Texte étudié:
※ ※ ※

McCloud n’était pas le seul artiste de la foire à faire passer les sacs en plastique du statut de nuisance à celui de support. Instituto de Vision exposait une œuvre de l’artiste Aurora Pellizzi. Dans cette pièce, dont le prix est de 16 000 dollars, l’artiste a également utilisé ce type de sac en plastique à usage unique pour créer une abstraction élégante qui semble presque avoir été réalisée à partir d’une nouvelle variété de fleur. Pendant des années, Pellizzi a collecté les sacs, les a nettoyés et les a classés par couleur avant de les tisser ensemble pour créer le tableau qui en résulte.
À l’instar des choix inhabituels de supports, certains thèmes ont été très présents sur la section Focus. Plusieurs stands exceptionnels de cette partie étaient entièrement consacrés à l’art des années 1990. Sur le stand de Cecilia Brunson Projects, basée à Londres, figuraient deux œuvres de l’artiste Katie van Scherpenberg réalisées au cours de cette décennie. Bien que née à São Paulo, au Brésil, elle a vécu pendant des années avec ses parents sur une petite île de l’Amazone achetée par son père. Lorsque sa mère en a eu marre, elle a quitté la future artiste et son père, non sans avoir offert à sa fille le linge de lit de son trousseau. Vingt ans plus tard, l’artiste a utilisé ce linge dans les œuvres exposées, le fixant sur la toile et le colorant avec des oxydes de bronze et de cuivre qui, au fil du temps, ont commencé à prendre une teinte vert pâle. Sous cette surface d’apparence métallique, on peut voir les draps brodés, lentement enveloppés par la couleur oxydante. Deux des œuvres de Katie van Scherpenberg exposées sur le stand ont été vendues en début d’après-midi lors du vernissage VIP du 8 septembre.

※ ※ ※

Entrées enregistrées:

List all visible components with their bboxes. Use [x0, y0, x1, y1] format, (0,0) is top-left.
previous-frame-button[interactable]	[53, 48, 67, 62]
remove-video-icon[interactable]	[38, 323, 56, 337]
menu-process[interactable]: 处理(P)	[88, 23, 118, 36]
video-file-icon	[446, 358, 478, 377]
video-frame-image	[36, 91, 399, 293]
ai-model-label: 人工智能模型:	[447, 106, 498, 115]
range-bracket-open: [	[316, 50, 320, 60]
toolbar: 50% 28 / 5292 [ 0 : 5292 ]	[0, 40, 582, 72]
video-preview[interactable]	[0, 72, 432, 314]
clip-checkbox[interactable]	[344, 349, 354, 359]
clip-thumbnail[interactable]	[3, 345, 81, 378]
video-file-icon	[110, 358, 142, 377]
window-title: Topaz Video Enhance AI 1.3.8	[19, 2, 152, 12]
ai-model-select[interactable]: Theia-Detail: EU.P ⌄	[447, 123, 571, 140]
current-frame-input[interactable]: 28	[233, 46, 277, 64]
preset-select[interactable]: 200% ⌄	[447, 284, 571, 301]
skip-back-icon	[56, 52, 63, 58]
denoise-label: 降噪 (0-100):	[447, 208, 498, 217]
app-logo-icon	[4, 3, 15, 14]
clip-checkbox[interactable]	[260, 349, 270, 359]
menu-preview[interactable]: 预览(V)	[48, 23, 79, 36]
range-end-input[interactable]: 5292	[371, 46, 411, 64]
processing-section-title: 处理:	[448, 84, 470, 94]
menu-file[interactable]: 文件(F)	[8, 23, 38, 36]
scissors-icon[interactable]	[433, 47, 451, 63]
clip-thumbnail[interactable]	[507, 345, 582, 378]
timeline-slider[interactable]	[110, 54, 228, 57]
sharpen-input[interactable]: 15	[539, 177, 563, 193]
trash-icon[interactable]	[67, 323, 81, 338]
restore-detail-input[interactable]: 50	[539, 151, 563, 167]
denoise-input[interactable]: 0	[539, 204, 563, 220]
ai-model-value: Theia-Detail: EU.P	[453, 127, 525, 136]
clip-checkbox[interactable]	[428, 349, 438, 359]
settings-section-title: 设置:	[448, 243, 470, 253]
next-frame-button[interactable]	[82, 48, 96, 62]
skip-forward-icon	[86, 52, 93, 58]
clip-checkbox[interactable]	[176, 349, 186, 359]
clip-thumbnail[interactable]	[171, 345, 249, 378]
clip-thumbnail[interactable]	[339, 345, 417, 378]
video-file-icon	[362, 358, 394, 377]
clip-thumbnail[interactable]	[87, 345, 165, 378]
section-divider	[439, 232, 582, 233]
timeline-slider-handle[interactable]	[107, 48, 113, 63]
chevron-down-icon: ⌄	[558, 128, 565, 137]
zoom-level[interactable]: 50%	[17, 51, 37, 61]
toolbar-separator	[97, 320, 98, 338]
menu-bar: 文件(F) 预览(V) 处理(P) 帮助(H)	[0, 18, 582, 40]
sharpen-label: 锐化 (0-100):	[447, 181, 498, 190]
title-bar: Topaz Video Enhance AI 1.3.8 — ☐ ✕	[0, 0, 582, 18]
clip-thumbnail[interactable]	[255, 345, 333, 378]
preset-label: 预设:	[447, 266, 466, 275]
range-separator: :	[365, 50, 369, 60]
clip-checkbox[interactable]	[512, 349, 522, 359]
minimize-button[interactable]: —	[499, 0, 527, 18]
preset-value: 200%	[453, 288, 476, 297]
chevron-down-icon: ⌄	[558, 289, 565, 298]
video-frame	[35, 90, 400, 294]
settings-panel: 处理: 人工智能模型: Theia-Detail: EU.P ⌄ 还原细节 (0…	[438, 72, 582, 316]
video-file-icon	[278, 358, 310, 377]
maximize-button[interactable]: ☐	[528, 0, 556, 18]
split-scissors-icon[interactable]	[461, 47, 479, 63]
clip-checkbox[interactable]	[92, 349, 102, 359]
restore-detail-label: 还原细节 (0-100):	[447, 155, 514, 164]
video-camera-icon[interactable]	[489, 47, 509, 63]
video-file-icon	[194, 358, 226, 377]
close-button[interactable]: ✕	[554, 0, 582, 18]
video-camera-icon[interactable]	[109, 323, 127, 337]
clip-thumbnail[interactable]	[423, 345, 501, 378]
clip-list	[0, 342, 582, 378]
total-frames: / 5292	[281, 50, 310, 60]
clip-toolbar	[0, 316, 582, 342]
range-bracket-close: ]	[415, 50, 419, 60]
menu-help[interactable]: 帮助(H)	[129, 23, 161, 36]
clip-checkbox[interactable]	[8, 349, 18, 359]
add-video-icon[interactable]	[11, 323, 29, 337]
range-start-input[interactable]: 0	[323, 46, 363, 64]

※ ※ ※

Travail demandé:
**1)** Selon le texte sur les œuvres présentées à la foire, pourquoi le linge de lit intégré aux toiles de Katie van Scherpenberg a-t-il pris une teinte vert pâle ?
**2)** Transcrivez le passage du texte sur les œuvres présentées à la foire qui s'ouvre sur les mots contenant « McCloud n’était pas » et se ferme sur « qui en résulte. ».
**3)** Poursuivez le texte sur les œuvres présentées à la foire à partir de l'endroit où il s'arrête.

Réponses attendues:
**1)** L'artiste a coloré ce linge avec des oxydes de bronze et de cuivre. Au fil du temps, ces oxydes ont commencé à prendre une teinte vert pâle.

**2)**
McCloud n’était pas le seul artiste de la foire à faire passer les sacs en plastique du statut de nuisance à celui de support. Instituto de Vision exposait une œuvre de l’artiste Aurora Pellizzi. Dans cette pièce, dont le prix est de 16 000 dollars, l’artiste a également utilisé ce type de sac en plastique à usage unique pour créer une abstraction élégante qui semble presque avoir été réalisée à partir d’une nouvelle variété de fleur. Pendant des années, Pellizzi a collecté les sacs, les a nettoyés et les a classés par couleur avant de les tisser ensemble pour créer le tableau qui en résulte.

**3)**
Le stand de la galerie texane Ruiz-Healy Art était consacré à l’œuvre de l’artiste mexicain-américain Chuck Ramirez, proposant une réplique exacte d’une exposition organisée dans sa ville natale, San Antonio, au Texas, en 1999. Après avoir appris qu’il était atteint du sida en 1993, Ramirez a quitté son emploi pour se consacrer à la création artistique. Les œuvres les plus poignantes sont deux grandes photos représentant son « cocktail » quotidien de médicaments qu’il prenait pour lutter contre sa maladie. Dans chaque compartiment du pilulier en plastique, l’ombre de médicaments coûteux, difficiles à obtenir et qui sauvent des vies rappelle que, cette semaine encore, un juge conservateur du Texas a décidé que les médicaments qui préviennent l’infection par le VIH ne peuvent plus être distribués gratuitement dans le cadre de la loi sur les soins abordables, car ils « pourraient porter atteinte aux droits des employeurs en vertu d’une loi appelée Religious Freedom Restoration Act », selon une dépêche de Reuters.
Bien sûr, que serait une foire new-yorkaise sans ses célébrités, et cette année Paul Rudd, Jared Leto et Anderson Cooper figuraient parmi les visiteurs lors de l’avant-première VIP. Lors de celle-ci, nombreux étaient ceux à se demander où étaient les méga-galeries Hauser & Wirth, Gagosian et Pace ? Ce n’est certainement pas leur absence qui a poussé plusieurs collectionneurs à souligner une grande uniformité des stands de la section centrale.